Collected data
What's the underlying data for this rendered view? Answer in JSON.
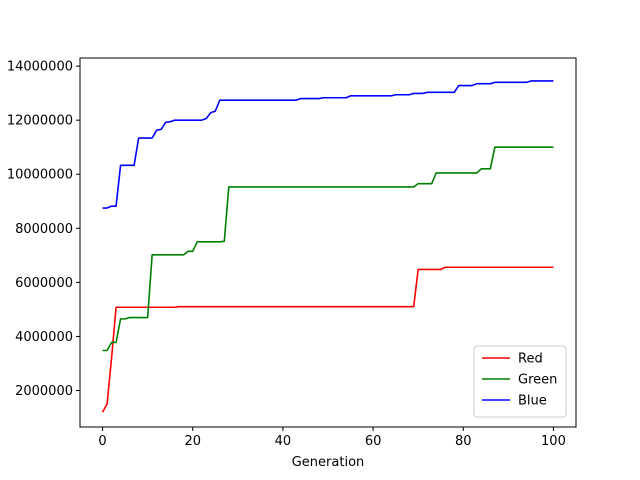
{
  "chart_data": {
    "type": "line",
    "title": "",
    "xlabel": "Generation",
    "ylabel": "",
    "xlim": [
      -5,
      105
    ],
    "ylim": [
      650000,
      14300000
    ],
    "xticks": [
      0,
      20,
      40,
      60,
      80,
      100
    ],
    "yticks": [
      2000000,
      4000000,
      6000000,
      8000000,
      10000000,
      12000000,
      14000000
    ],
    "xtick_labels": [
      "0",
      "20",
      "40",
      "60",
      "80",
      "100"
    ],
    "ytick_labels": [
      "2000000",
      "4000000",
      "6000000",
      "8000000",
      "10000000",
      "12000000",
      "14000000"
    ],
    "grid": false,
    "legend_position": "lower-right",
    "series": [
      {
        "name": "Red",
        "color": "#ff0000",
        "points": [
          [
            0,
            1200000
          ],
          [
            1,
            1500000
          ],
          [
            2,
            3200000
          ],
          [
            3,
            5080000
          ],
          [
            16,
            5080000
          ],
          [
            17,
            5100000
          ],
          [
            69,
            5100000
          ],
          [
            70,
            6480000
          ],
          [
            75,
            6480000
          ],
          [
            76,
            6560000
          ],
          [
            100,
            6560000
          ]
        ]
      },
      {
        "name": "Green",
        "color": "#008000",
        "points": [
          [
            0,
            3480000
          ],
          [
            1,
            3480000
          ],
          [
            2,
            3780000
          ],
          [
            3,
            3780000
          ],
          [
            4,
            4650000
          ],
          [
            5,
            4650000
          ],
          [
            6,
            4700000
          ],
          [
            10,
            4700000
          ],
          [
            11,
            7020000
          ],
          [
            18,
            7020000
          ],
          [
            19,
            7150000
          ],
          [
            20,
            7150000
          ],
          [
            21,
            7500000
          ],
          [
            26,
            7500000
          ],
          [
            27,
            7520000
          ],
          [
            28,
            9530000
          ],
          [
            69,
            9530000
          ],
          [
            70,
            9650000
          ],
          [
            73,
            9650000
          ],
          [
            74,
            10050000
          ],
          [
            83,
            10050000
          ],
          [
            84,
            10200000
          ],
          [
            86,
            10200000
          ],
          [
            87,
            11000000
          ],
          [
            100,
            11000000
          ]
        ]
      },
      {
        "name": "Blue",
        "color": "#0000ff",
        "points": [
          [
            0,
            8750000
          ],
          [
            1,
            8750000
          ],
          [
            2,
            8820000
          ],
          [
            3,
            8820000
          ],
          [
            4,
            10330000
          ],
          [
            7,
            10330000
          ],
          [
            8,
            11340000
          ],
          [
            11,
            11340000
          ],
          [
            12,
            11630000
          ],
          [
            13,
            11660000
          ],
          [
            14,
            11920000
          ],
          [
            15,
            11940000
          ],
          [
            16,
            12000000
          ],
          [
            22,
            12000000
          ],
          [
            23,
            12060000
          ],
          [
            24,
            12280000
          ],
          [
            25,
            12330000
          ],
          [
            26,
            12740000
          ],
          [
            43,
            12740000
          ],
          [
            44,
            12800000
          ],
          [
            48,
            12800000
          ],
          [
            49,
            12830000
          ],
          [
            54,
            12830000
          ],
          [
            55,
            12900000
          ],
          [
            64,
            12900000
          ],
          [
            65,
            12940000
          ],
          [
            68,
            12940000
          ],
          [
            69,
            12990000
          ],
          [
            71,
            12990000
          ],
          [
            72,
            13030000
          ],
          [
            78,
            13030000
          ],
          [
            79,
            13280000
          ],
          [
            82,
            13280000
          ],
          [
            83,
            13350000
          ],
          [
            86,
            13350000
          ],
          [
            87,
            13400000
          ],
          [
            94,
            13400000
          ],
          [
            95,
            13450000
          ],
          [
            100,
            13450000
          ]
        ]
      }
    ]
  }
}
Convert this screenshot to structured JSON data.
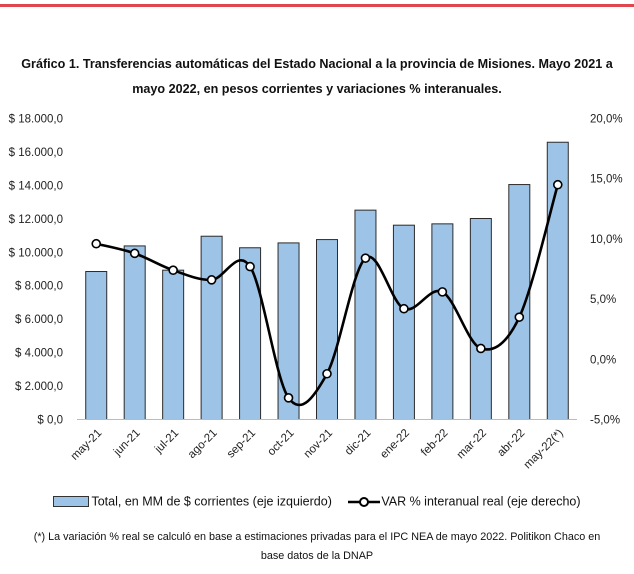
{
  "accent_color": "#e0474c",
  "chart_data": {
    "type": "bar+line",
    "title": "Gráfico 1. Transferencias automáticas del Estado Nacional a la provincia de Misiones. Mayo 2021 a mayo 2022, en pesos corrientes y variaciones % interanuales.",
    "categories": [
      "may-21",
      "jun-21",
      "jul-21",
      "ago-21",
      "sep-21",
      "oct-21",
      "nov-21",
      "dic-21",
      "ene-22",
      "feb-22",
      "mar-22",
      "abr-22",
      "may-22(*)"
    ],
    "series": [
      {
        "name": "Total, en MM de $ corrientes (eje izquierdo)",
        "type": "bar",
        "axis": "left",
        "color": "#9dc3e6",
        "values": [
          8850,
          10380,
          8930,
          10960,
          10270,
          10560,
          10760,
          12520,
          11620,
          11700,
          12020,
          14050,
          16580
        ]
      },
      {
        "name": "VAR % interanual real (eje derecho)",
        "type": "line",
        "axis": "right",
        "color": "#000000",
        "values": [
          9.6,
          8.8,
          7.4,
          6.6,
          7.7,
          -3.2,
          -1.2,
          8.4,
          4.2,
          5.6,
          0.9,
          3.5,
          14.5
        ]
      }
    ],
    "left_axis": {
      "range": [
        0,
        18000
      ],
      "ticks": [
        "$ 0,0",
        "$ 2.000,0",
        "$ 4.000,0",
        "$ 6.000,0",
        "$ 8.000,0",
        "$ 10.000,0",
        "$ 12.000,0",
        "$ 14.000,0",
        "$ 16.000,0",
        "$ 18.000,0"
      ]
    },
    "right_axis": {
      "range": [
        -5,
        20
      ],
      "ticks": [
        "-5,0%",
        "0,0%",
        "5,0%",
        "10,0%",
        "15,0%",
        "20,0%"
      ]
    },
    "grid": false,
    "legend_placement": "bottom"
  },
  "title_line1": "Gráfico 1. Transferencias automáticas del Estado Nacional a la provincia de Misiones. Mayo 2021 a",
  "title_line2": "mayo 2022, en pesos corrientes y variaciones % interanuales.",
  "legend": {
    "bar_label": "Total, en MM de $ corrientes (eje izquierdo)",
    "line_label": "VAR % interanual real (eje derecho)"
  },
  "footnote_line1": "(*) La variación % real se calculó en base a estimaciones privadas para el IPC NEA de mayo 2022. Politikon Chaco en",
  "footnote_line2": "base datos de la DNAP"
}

▶ What is being asked: Where a line in the entries holds "Total", copy that line.

▶ Written reply:
        "name": "Total, en MM de $ corrientes (eje izquierdo)",
    "bar_label": "Total, en MM de $ corrientes (eje izquierdo)",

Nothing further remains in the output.